RECORD LIST:
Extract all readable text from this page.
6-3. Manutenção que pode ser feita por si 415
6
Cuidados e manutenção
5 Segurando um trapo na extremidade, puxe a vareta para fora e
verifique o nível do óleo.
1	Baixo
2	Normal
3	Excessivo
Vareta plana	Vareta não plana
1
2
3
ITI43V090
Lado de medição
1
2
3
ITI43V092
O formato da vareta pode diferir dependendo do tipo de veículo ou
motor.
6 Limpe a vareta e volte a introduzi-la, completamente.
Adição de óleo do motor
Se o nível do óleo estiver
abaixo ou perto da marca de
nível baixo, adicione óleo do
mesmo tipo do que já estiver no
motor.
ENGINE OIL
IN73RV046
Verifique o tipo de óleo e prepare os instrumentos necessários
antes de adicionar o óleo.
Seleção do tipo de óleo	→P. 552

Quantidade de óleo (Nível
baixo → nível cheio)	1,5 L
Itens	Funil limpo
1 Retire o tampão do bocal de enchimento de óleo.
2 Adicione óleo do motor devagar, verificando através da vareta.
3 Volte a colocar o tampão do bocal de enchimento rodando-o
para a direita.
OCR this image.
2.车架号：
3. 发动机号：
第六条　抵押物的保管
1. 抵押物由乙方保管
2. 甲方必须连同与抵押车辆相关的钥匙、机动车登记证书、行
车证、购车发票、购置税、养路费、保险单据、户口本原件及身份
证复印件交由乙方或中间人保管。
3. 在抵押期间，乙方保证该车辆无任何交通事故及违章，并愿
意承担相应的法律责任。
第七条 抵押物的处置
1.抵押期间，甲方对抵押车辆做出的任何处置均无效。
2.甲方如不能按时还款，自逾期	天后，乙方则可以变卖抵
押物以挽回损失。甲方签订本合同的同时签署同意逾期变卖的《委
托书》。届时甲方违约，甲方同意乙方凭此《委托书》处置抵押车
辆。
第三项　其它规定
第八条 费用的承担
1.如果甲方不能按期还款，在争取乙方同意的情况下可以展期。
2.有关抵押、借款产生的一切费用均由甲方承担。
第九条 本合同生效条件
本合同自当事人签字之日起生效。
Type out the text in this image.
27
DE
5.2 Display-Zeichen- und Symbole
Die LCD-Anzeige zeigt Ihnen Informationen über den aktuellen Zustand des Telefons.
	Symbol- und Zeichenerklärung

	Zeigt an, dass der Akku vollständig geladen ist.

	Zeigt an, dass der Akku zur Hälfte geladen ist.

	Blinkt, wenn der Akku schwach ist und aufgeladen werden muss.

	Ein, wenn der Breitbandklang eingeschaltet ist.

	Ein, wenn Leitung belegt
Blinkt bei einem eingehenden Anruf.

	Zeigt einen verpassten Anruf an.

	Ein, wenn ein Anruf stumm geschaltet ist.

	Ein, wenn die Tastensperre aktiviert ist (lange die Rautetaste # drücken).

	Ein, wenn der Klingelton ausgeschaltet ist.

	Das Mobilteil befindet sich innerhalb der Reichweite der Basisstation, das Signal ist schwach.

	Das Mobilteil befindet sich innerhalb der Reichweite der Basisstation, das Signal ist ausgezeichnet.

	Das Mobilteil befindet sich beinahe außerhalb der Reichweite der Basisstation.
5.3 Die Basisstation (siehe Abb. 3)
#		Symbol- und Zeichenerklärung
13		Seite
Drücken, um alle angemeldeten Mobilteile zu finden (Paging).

GOAL OF THE EXERCISE:
Copy out each line that contains the word "Signal".

SOLUTION:
	Das Mobilteil befindet sich innerhalb der Reichweite der Basisstation, das Signal ist schwach.
	Das Mobilteil befindet sich innerhalb der Reichweite der Basisstation, das Signal ist ausgezeichnet.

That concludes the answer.